(Dataset rows about figures)

────────────────

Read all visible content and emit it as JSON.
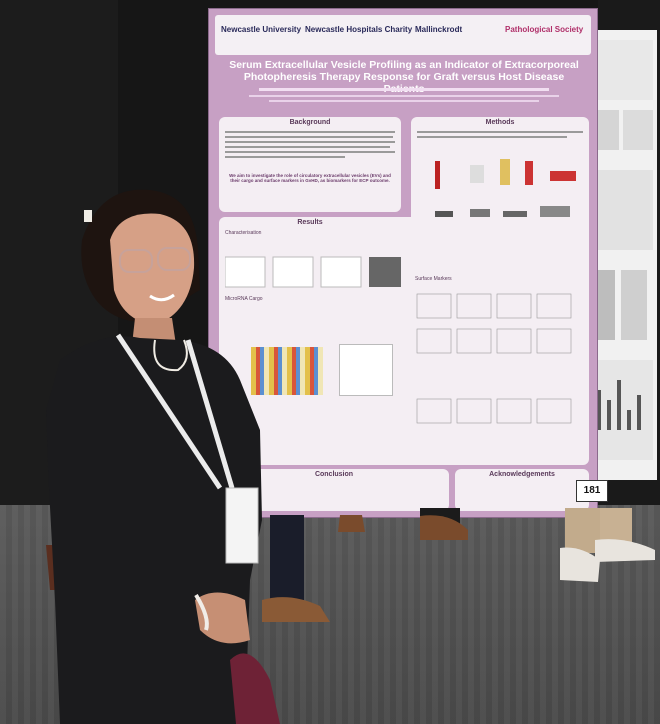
{
  "poster": {
    "logos": {
      "logo1": "Newcastle University",
      "logo2": "Newcastle Hospitals Charity",
      "logo3": "Mallinckrodt",
      "logo4": "Pathological Society"
    },
    "title_line1": "Serum Extracellular Vesicle Profiling as an Indicator of Extracorporeal",
    "title_line2": "Photopheresis Therapy Response for Graft versus Host Disease Patients",
    "sections": {
      "background": "Background",
      "methods": "Methods",
      "results": "Results",
      "characterisation": "Characterisation",
      "microrna_cargo": "MicroRNA Cargo",
      "surface_markers": "Surface Markers",
      "conclusion": "Conclusion",
      "acknowledgements": "Acknowledgements"
    },
    "aim": "We aim to investigate the role of circulatory extracellular vesicles (EVs) and their cargo and surface markers in GvHD, as biomarkers for ECP outcome."
  },
  "poster_number": "181",
  "colors": {
    "poster_bg": "#c7a0c4",
    "panel_bg": "#f4eef3",
    "board": "#161616"
  }
}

────────────────

* **EXERCISE DIRECTIONS**
Please repeat the records above word for word, and do not include the pictures.

* **EXERCISE RESPONSE**
Read all visible content and emit it as JSON.
{
  "poster": {
    "logos": {
      "logo1": "Newcastle University",
      "logo2": "Newcastle Hospitals Charity",
      "logo3": "Mallinckrodt",
      "logo4": "Pathological Society"
    },
    "title_line1": "Serum Extracellular Vesicle Profiling as an Indicator of Extracorporeal",
    "title_line2": "Photopheresis Therapy Response for Graft versus Host Disease Patients",
    "sections": {
      "background": "Background",
      "methods": "Methods",
      "results": "Results",
      "characterisation": "Characterisation",
      "microrna_cargo": "MicroRNA Cargo",
      "surface_markers": "Surface Markers",
      "conclusion": "Conclusion",
      "acknowledgements": "Acknowledgements"
    },
    "aim": "We aim to investigate the role of circulatory extracellular vesicles (EVs) and their cargo and surface markers in GvHD, as biomarkers for ECP outcome."
  },
  "poster_number": "181",
  "colors": {
    "poster_bg": "#c7a0c4",
    "panel_bg": "#f4eef3",
    "board": "#161616"
  }
}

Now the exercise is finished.